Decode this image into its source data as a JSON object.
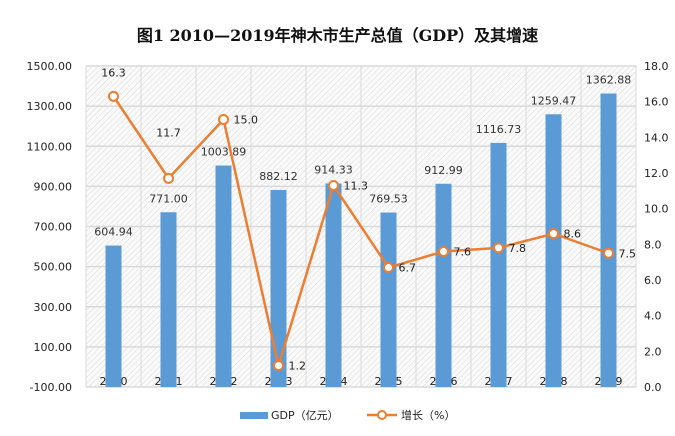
{
  "chart_data": {
    "type": "bar+line",
    "title": "图1   2010—2019年神木市生产总值（GDP）及其增速",
    "categories": [
      "2010",
      "2011",
      "2012",
      "2013",
      "2014",
      "2015",
      "2016",
      "2017",
      "2018",
      "2019"
    ],
    "series": [
      {
        "name": "GDP（亿元）",
        "type": "bar",
        "axis": "left",
        "color": "#5B9BD5",
        "values": [
          604.94,
          771.0,
          1003.89,
          882.12,
          914.33,
          769.53,
          912.99,
          1116.73,
          1259.47,
          1362.88
        ],
        "labels": [
          "604.94",
          "771.00",
          "1003.89",
          "882.12",
          "914.33",
          "769.53",
          "912.99",
          "1116.73",
          "1259.47",
          "1362.88"
        ]
      },
      {
        "name": "增长（%）",
        "type": "line",
        "axis": "right",
        "color": "#ED7D31",
        "values": [
          16.3,
          11.7,
          15.0,
          1.2,
          11.3,
          6.7,
          7.6,
          7.8,
          8.6,
          7.5
        ],
        "labels": [
          "16.3",
          "11.7",
          "15.0",
          "1.2",
          "11.3",
          "6.7",
          "7.6",
          "7.8",
          "8.6",
          "7.5"
        ]
      }
    ],
    "left_axis": {
      "ylim": [
        -100,
        1500
      ],
      "ticks": [
        "-100.00",
        "100.00",
        "300.00",
        "500.00",
        "700.00",
        "900.00",
        "1100.00",
        "1300.00",
        "1500.00"
      ]
    },
    "right_axis": {
      "ylim": [
        0,
        18
      ],
      "ticks": [
        "0.0",
        "2.0",
        "4.0",
        "6.0",
        "8.0",
        "10.0",
        "12.0",
        "14.0",
        "16.0",
        "18.0"
      ]
    },
    "grid": true,
    "legend": "bottom"
  }
}
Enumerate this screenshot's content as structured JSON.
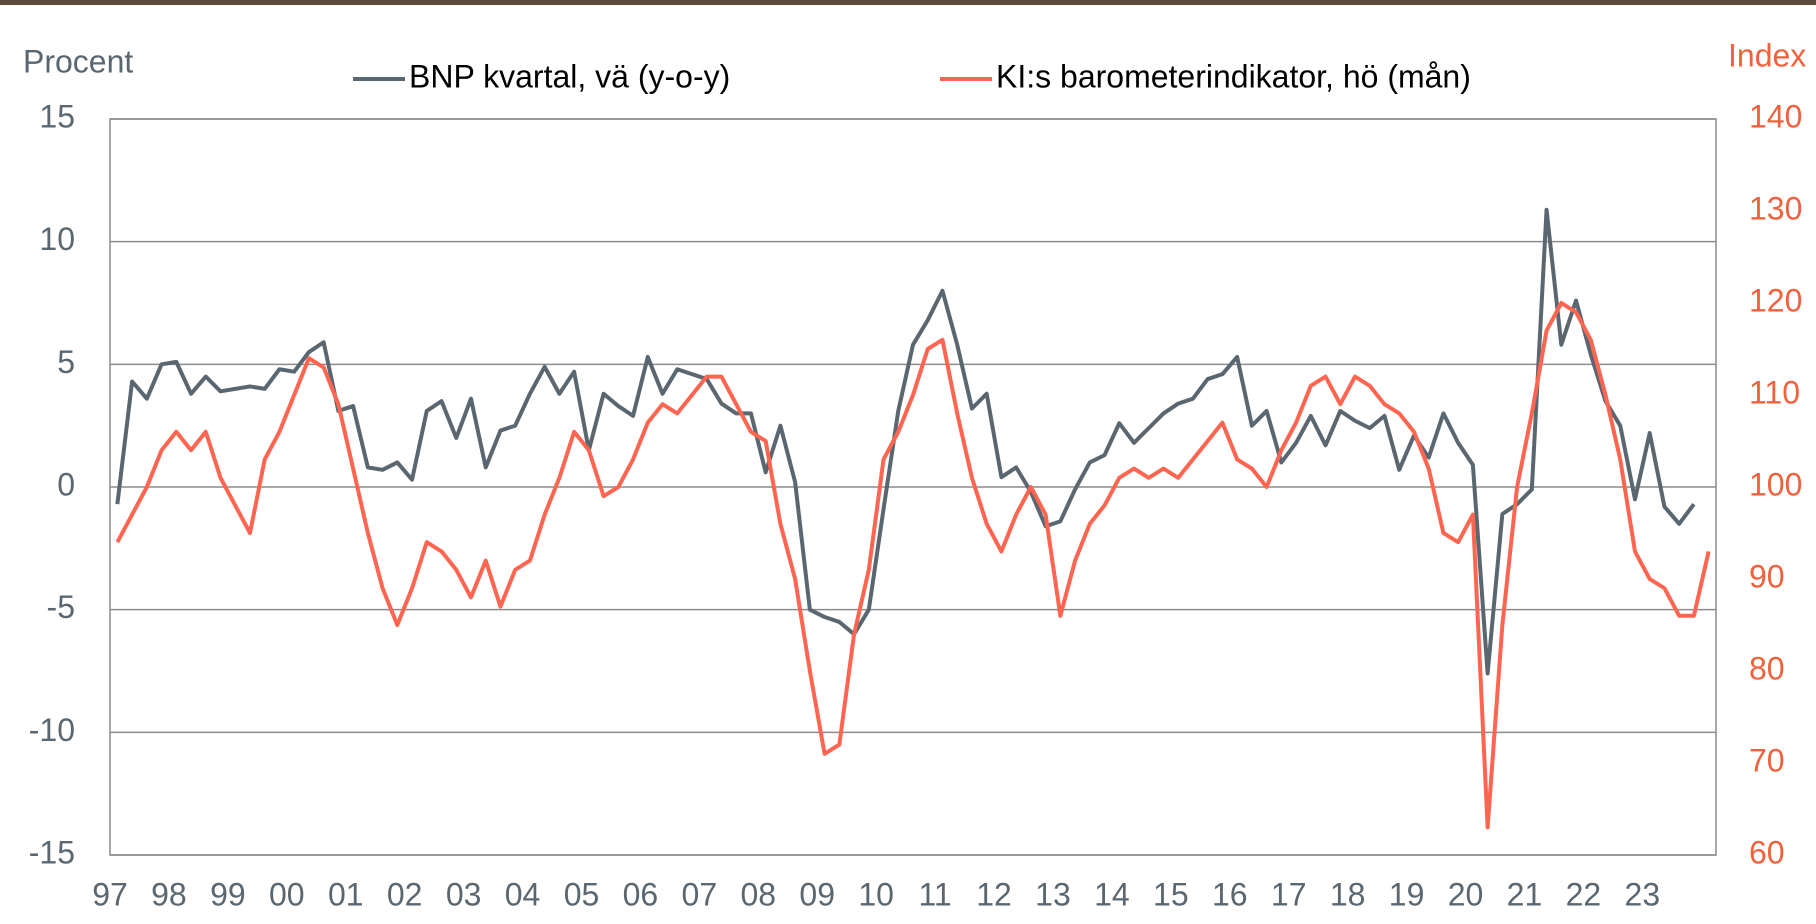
{
  "chart_data": {
    "type": "line",
    "y_label": "Procent",
    "y2_label": "Index",
    "categories": [
      "97",
      null,
      null,
      null,
      "98",
      null,
      null,
      null,
      "99",
      null,
      null,
      null,
      "00",
      null,
      null,
      null,
      "01",
      null,
      null,
      null,
      "02",
      null,
      null,
      null,
      "03",
      null,
      null,
      null,
      "04",
      null,
      null,
      null,
      "05",
      null,
      null,
      null,
      "06",
      null,
      null,
      null,
      "07",
      null,
      null,
      null,
      "08",
      null,
      null,
      null,
      "09",
      null,
      null,
      null,
      "10",
      null,
      null,
      null,
      "11",
      null,
      null,
      null,
      "12",
      null,
      null,
      null,
      "13",
      null,
      null,
      null,
      "14",
      null,
      null,
      null,
      "15",
      null,
      null,
      null,
      "16",
      null,
      null,
      null,
      "17",
      null,
      null,
      null,
      "18",
      null,
      null,
      null,
      "19",
      null,
      null,
      null,
      "20",
      null,
      null,
      null,
      "21",
      null,
      null,
      null,
      "22",
      null,
      null,
      null,
      "23",
      null,
      null,
      null,
      null
    ],
    "series": [
      {
        "name": "BNP kvartal, vä (y-o-y)",
        "color": "#5a6770",
        "axis": "y",
        "values": [
          -0.7,
          4.3,
          3.6,
          5.0,
          5.1,
          3.8,
          4.5,
          3.9,
          4.0,
          4.1,
          4.0,
          4.8,
          4.7,
          5.5,
          5.9,
          3.1,
          3.3,
          0.8,
          0.7,
          1.0,
          0.3,
          3.1,
          3.5,
          2.0,
          3.6,
          0.8,
          2.3,
          2.5,
          3.8,
          4.9,
          3.8,
          4.7,
          1.5,
          3.8,
          3.3,
          2.9,
          5.3,
          3.8,
          4.8,
          4.6,
          4.4,
          3.4,
          3.0,
          3.0,
          0.6,
          2.5,
          0.2,
          -5.0,
          -5.3,
          -5.5,
          -6.0,
          -5.0,
          -0.9,
          3.1,
          5.8,
          6.8,
          8.0,
          5.8,
          3.2,
          3.8,
          0.4,
          0.8,
          -0.2,
          -1.6,
          -1.4,
          -0.1,
          1.0,
          1.3,
          2.6,
          1.8,
          2.4,
          3.0,
          3.4,
          3.6,
          4.4,
          4.6,
          5.3,
          2.5,
          3.1,
          1.0,
          1.8,
          2.9,
          1.7,
          3.1,
          2.7,
          2.4,
          2.9,
          0.7,
          2.1,
          1.2,
          3.0,
          1.8,
          0.9,
          -7.6,
          -1.1,
          -0.7,
          -0.1,
          11.3,
          5.8,
          7.6,
          5.4,
          3.5,
          2.5,
          -0.5,
          2.2,
          -0.8,
          -1.5,
          -0.7,
          null
        ]
      },
      {
        "name": "KI:s barometerindikator, hö (mån)",
        "color": "#ff6550",
        "axis": "y2",
        "values": [
          94,
          97,
          100,
          104,
          106,
          104,
          106,
          101,
          98,
          95,
          103,
          106,
          110,
          114,
          113,
          109,
          102,
          95,
          89,
          85,
          89,
          94,
          93,
          91,
          88,
          92,
          87,
          91,
          92,
          97,
          101,
          106,
          104,
          99,
          100,
          103,
          107,
          109,
          108,
          110,
          112,
          112,
          109,
          106,
          105,
          96,
          90,
          80,
          71,
          72,
          84,
          91,
          103,
          106,
          110,
          115,
          116,
          108,
          101,
          96,
          93,
          97,
          100,
          97,
          86,
          92,
          96,
          98,
          101,
          102,
          101,
          102,
          101,
          103,
          105,
          107,
          103,
          102,
          100,
          104,
          107,
          111,
          112,
          109,
          112,
          111,
          109,
          108,
          106,
          102,
          95,
          94,
          97,
          63,
          85,
          100,
          108,
          117,
          120,
          119,
          116,
          110,
          103,
          93,
          90,
          89,
          86,
          86,
          93
        ]
      }
    ],
    "ylim": [
      -15,
      15
    ],
    "yticks": [
      -15,
      -10,
      -5,
      0,
      5,
      10,
      15
    ],
    "y2lim": [
      60,
      140
    ],
    "y2ticks": [
      60,
      70,
      80,
      90,
      100,
      110,
      120,
      130,
      140
    ],
    "grid": true
  }
}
········
● What is expected
Leave out every line without the string "color" and copy the rest.

● The reply
        "color": "#5B9BD5",
        "color": "#ED7D31",
        "color": "#5a6770",
        "color": "#ff6550",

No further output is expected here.